● **Data shown**:
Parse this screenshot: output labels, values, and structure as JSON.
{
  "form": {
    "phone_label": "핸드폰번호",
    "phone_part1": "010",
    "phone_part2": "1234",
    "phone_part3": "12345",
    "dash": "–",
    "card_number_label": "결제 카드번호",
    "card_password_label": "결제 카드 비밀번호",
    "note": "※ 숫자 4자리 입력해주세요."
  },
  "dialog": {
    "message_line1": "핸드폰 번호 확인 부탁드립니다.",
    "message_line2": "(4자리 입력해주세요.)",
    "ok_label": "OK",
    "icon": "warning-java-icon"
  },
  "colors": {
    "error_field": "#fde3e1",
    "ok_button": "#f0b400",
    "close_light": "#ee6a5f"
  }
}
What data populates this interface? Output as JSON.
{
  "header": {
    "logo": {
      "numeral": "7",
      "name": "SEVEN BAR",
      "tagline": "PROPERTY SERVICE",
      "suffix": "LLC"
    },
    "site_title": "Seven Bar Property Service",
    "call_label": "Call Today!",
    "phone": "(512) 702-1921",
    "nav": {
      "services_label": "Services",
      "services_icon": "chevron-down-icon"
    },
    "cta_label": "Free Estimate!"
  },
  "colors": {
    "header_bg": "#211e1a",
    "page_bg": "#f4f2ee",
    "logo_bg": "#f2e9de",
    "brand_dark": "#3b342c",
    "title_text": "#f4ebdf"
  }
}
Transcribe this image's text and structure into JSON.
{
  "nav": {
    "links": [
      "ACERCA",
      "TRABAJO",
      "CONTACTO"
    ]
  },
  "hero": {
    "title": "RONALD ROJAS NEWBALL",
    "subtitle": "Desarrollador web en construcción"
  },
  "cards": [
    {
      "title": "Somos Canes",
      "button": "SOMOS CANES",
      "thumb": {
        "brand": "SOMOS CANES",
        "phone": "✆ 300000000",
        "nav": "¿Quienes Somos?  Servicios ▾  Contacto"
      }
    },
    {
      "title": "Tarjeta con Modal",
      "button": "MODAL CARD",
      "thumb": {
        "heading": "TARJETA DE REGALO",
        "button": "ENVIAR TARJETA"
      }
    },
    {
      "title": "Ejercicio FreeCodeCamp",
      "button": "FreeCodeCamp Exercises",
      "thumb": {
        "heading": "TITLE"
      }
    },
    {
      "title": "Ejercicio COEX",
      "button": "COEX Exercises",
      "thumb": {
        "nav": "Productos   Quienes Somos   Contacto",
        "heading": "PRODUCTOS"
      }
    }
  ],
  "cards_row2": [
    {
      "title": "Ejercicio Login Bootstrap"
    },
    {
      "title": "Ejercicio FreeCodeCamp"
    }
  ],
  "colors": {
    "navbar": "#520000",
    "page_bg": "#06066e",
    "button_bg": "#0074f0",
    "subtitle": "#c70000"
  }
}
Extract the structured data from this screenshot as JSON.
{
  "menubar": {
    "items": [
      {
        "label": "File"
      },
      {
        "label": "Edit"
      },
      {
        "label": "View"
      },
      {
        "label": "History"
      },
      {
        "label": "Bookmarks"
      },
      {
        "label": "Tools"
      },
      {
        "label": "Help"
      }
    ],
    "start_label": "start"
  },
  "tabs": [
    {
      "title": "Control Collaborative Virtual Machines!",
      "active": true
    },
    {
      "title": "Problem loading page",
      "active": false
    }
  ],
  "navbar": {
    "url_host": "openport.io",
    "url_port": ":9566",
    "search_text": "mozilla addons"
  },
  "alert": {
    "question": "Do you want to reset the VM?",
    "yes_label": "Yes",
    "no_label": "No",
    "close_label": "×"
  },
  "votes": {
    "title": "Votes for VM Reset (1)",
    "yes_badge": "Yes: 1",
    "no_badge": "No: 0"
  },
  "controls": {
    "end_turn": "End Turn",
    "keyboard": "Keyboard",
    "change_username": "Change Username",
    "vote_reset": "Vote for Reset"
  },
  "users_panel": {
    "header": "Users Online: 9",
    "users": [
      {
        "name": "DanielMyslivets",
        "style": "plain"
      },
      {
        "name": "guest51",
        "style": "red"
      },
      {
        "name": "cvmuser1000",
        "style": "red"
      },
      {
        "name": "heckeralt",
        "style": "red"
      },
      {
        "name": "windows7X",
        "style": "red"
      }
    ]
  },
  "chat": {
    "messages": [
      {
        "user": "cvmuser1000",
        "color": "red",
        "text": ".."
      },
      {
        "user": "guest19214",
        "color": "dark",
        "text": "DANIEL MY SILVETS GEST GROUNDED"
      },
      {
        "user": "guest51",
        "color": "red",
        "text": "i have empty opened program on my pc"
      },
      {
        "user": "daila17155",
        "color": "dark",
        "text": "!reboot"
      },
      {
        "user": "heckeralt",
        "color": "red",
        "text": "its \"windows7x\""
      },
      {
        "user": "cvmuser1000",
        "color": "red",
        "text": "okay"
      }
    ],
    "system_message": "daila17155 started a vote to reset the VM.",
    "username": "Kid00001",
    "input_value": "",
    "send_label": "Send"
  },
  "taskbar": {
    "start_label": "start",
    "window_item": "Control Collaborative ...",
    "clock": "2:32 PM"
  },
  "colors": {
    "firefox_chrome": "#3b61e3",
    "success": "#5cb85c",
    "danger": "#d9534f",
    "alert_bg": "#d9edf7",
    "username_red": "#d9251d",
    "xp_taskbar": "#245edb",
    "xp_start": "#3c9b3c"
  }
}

● **Task description**: Report all lines of the material that contain the word "icon".

● **Completed task**:
    "icon": "warning-java-icon"
      "services_icon": "chevron-down-icon"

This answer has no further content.